▸ THE REQUEST
Below you will find a set of lines. Repeat them all exactly.

· · · ·

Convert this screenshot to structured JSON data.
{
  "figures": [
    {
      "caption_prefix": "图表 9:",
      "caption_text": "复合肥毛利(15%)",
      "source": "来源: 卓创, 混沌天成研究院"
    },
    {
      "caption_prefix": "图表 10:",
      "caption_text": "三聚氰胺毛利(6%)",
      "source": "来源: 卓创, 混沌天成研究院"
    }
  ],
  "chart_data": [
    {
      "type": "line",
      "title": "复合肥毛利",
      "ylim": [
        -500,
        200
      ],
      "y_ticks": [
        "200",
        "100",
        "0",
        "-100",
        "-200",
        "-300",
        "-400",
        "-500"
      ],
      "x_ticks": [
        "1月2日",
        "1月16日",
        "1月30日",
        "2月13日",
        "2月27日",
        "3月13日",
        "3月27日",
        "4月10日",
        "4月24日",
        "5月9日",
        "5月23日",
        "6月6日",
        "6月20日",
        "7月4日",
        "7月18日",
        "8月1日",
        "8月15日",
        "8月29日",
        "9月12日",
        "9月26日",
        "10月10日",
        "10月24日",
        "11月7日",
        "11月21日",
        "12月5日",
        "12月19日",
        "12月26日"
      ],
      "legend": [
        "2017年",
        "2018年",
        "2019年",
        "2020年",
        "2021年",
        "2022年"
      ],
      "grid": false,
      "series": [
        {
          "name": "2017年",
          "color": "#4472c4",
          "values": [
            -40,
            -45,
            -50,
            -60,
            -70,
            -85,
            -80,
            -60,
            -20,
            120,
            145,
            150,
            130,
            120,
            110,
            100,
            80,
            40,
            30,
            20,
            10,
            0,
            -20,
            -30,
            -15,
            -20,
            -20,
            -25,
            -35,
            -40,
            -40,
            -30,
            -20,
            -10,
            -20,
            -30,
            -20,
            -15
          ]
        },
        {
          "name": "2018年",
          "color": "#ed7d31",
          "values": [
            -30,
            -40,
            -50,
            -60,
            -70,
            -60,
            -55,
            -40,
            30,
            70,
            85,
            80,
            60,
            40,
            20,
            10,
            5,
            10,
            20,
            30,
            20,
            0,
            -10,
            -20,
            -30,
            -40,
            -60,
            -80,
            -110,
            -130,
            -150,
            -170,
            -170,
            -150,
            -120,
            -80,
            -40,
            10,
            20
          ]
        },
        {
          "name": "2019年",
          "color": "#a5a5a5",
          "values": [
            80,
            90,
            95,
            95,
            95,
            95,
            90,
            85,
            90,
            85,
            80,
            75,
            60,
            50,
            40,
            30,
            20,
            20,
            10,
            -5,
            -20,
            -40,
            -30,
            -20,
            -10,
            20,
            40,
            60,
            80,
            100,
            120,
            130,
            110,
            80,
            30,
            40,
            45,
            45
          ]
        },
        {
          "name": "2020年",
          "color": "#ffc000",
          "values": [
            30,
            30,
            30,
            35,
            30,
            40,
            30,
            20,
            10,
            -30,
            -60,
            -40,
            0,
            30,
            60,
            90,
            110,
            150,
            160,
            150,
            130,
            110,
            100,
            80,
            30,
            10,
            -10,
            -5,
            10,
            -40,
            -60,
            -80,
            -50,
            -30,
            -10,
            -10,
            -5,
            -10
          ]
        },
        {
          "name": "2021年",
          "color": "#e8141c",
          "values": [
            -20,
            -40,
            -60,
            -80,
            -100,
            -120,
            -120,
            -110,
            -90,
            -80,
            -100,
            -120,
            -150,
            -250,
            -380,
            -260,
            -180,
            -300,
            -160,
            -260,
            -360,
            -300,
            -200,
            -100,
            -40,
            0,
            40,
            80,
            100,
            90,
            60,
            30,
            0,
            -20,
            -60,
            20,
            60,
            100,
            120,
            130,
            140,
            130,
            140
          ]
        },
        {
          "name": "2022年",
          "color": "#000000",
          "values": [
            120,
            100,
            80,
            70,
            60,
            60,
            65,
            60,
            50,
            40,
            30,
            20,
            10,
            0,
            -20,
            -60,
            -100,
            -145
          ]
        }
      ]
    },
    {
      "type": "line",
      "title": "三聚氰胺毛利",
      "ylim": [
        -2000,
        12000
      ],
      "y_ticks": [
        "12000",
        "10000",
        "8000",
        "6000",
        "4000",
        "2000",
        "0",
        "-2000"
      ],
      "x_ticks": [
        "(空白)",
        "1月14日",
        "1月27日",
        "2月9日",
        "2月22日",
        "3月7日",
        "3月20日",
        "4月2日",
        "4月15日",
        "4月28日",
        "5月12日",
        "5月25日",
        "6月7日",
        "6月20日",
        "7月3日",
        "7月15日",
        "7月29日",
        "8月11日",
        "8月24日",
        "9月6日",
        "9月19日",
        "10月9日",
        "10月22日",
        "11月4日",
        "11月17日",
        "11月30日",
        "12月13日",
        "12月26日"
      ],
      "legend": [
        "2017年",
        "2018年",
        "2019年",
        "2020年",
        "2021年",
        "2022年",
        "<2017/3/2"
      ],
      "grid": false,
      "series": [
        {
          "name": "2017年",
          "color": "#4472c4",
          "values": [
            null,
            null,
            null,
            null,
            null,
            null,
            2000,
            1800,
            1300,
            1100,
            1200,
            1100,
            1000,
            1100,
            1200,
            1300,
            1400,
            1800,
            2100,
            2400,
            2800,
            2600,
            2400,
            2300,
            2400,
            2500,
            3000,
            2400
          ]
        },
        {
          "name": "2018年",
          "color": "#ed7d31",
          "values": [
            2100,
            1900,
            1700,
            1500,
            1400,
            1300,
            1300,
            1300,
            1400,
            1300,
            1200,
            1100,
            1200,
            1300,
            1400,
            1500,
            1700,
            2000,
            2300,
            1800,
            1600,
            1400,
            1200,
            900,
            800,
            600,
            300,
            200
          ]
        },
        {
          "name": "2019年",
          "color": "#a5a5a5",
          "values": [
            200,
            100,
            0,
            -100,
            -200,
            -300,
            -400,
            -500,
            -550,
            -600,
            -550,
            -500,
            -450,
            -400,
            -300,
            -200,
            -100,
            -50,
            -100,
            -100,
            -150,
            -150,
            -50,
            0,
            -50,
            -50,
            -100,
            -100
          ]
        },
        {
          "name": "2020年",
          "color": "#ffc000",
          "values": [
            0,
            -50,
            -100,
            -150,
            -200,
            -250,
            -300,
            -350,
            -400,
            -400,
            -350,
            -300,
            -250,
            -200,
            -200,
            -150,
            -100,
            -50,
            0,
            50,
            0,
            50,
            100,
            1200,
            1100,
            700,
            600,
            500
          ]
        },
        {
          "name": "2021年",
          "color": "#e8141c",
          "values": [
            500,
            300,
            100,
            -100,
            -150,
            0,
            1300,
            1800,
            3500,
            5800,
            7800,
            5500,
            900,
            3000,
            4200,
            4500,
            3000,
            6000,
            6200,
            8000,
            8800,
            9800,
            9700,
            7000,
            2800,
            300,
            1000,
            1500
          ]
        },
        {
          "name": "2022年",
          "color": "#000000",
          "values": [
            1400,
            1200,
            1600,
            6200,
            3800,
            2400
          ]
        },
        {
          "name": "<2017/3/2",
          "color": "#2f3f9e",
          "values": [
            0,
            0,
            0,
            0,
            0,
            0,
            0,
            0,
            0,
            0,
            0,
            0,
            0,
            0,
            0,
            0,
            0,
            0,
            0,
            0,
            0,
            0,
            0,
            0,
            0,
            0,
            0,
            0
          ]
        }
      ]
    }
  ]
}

· · · ·

▸ RESPONSE
Convert this screenshot to structured JSON data.
{
  "figures": [
    {
      "caption_prefix": "图表 9:",
      "caption_text": "复合肥毛利(15%)",
      "source": "来源: 卓创, 混沌天成研究院"
    },
    {
      "caption_prefix": "图表 10:",
      "caption_text": "三聚氰胺毛利(6%)",
      "source": "来源: 卓创, 混沌天成研究院"
    }
  ],
  "chart_data": [
    {
      "type": "line",
      "title": "复合肥毛利",
      "ylim": [
        -500,
        200
      ],
      "y_ticks": [
        "200",
        "100",
        "0",
        "-100",
        "-200",
        "-300",
        "-400",
        "-500"
      ],
      "x_ticks": [
        "1月2日",
        "1月16日",
        "1月30日",
        "2月13日",
        "2月27日",
        "3月13日",
        "3月27日",
        "4月10日",
        "4月24日",
        "5月9日",
        "5月23日",
        "6月6日",
        "6月20日",
        "7月4日",
        "7月18日",
        "8月1日",
        "8月15日",
        "8月29日",
        "9月12日",
        "9月26日",
        "10月10日",
        "10月24日",
        "11月7日",
        "11月21日",
        "12月5日",
        "12月19日",
        "12月26日"
      ],
      "legend": [
        "2017年",
        "2018年",
        "2019年",
        "2020年",
        "2021年",
        "2022年"
      ],
      "grid": false,
      "series": [
        {
          "name": "2017年",
          "color": "#4472c4",
          "values": [
            -40,
            -45,
            -50,
            -60,
            -70,
            -85,
            -80,
            -60,
            -20,
            120,
            145,
            150,
            130,
            120,
            110,
            100,
            80,
            40,
            30,
            20,
            10,
            0,
            -20,
            -30,
            -15,
            -20,
            -20,
            -25,
            -35,
            -40,
            -40,
            -30,
            -20,
            -10,
            -20,
            -30,
            -20,
            -15
          ]
        },
        {
          "name": "2018年",
          "color": "#ed7d31",
          "values": [
            -30,
            -40,
            -50,
            -60,
            -70,
            -60,
            -55,
            -40,
            30,
            70,
            85,
            80,
            60,
            40,
            20,
            10,
            5,
            10,
            20,
            30,
            20,
            0,
            -10,
            -20,
            -30,
            -40,
            -60,
            -80,
            -110,
            -130,
            -150,
            -170,
            -170,
            -150,
            -120,
            -80,
            -40,
            10,
            20
          ]
        },
        {
          "name": "2019年",
          "color": "#a5a5a5",
          "values": [
            80,
            90,
            95,
            95,
            95,
            95,
            90,
            85,
            90,
            85,
            80,
            75,
            60,
            50,
            40,
            30,
            20,
            20,
            10,
            -5,
            -20,
            -40,
            -30,
            -20,
            -10,
            20,
            40,
            60,
            80,
            100,
            120,
            130,
            110,
            80,
            30,
            40,
            45,
            45
          ]
        },
        {
          "name": "2020年",
          "color": "#ffc000",
          "values": [
            30,
            30,
            30,
            35,
            30,
            40,
            30,
            20,
            10,
            -30,
            -60,
            -40,
            0,
            30,
            60,
            90,
            110,
            150,
            160,
            150,
            130,
            110,
            100,
            80,
            30,
            10,
            -10,
            -5,
            10,
            -40,
            -60,
            -80,
            -50,
            -30,
            -10,
            -10,
            -5,
            -10
          ]
        },
        {
          "name": "2021年",
          "color": "#e8141c",
          "values": [
            -20,
            -40,
            -60,
            -80,
            -100,
            -120,
            -120,
            -110,
            -90,
            -80,
            -100,
            -120,
            -150,
            -250,
            -380,
            -260,
            -180,
            -300,
            -160,
            -260,
            -360,
            -300,
            -200,
            -100,
            -40,
            0,
            40,
            80,
            100,
            90,
            60,
            30,
            0,
            -20,
            -60,
            20,
            60,
            100,
            120,
            130,
            140,
            130,
            140
          ]
        },
        {
          "name": "2022年",
          "color": "#000000",
          "values": [
            120,
            100,
            80,
            70,
            60,
            60,
            65,
            60,
            50,
            40,
            30,
            20,
            10,
            0,
            -20,
            -60,
            -100,
            -145
          ]
        }
      ]
    },
    {
      "type": "line",
      "title": "三聚氰胺毛利",
      "ylim": [
        -2000,
        12000
      ],
      "y_ticks": [
        "12000",
        "10000",
        "8000",
        "6000",
        "4000",
        "2000",
        "0",
        "-2000"
      ],
      "x_ticks": [
        "(空白)",
        "1月14日",
        "1月27日",
        "2月9日",
        "2月22日",
        "3月7日",
        "3月20日",
        "4月2日",
        "4月15日",
        "4月28日",
        "5月12日",
        "5月25日",
        "6月7日",
        "6月20日",
        "7月3日",
        "7月15日",
        "7月29日",
        "8月11日",
        "8月24日",
        "9月6日",
        "9月19日",
        "10月9日",
        "10月22日",
        "11月4日",
        "11月17日",
        "11月30日",
        "12月13日",
        "12月26日"
      ],
      "legend": [
        "2017年",
        "2018年",
        "2019年",
        "2020年",
        "2021年",
        "2022年",
        "<2017/3/2"
      ],
      "grid": false,
      "series": [
        {
          "name": "2017年",
          "color": "#4472c4",
          "values": [
            null,
            null,
            null,
            null,
            null,
            null,
            2000,
            1800,
            1300,
            1100,
            1200,
            1100,
            1000,
            1100,
            1200,
            1300,
            1400,
            1800,
            2100,
            2400,
            2800,
            2600,
            2400,
            2300,
            2400,
            2500,
            3000,
            2400
          ]
        },
        {
          "name": "2018年",
          "color": "#ed7d31",
          "values": [
            2100,
            1900,
            1700,
            1500,
            1400,
            1300,
            1300,
            1300,
            1400,
            1300,
            1200,
            1100,
            1200,
            1300,
            1400,
            1500,
            1700,
            2000,
            2300,
            1800,
            1600,
            1400,
            1200,
            900,
            800,
            600,
            300,
            200
          ]
        },
        {
          "name": "2019年",
          "color": "#a5a5a5",
          "values": [
            200,
            100,
            0,
            -100,
            -200,
            -300,
            -400,
            -500,
            -550,
            -600,
            -550,
            -500,
            -450,
            -400,
            -300,
            -200,
            -100,
            -50,
            -100,
            -100,
            -150,
            -150,
            -50,
            0,
            -50,
            -50,
            -100,
            -100
          ]
        },
        {
          "name": "2020年",
          "color": "#ffc000",
          "values": [
            0,
            -50,
            -100,
            -150,
            -200,
            -250,
            -300,
            -350,
            -400,
            -400,
            -350,
            -300,
            -250,
            -200,
            -200,
            -150,
            -100,
            -50,
            0,
            50,
            0,
            50,
            100,
            1200,
            1100,
            700,
            600,
            500
          ]
        },
        {
          "name": "2021年",
          "color": "#e8141c",
          "values": [
            500,
            300,
            100,
            -100,
            -150,
            0,
            1300,
            1800,
            3500,
            5800,
            7800,
            5500,
            900,
            3000,
            4200,
            4500,
            3000,
            6000,
            6200,
            8000,
            8800,
            9800,
            9700,
            7000,
            2800,
            300,
            1000,
            1500
          ]
        },
        {
          "name": "2022年",
          "color": "#000000",
          "values": [
            1400,
            1200,
            1600,
            6200,
            3800,
            2400
          ]
        },
        {
          "name": "<2017/3/2",
          "color": "#2f3f9e",
          "values": [
            0,
            0,
            0,
            0,
            0,
            0,
            0,
            0,
            0,
            0,
            0,
            0,
            0,
            0,
            0,
            0,
            0,
            0,
            0,
            0,
            0,
            0,
            0,
            0,
            0,
            0,
            0,
            0
          ]
        }
      ]
    }
  ]
}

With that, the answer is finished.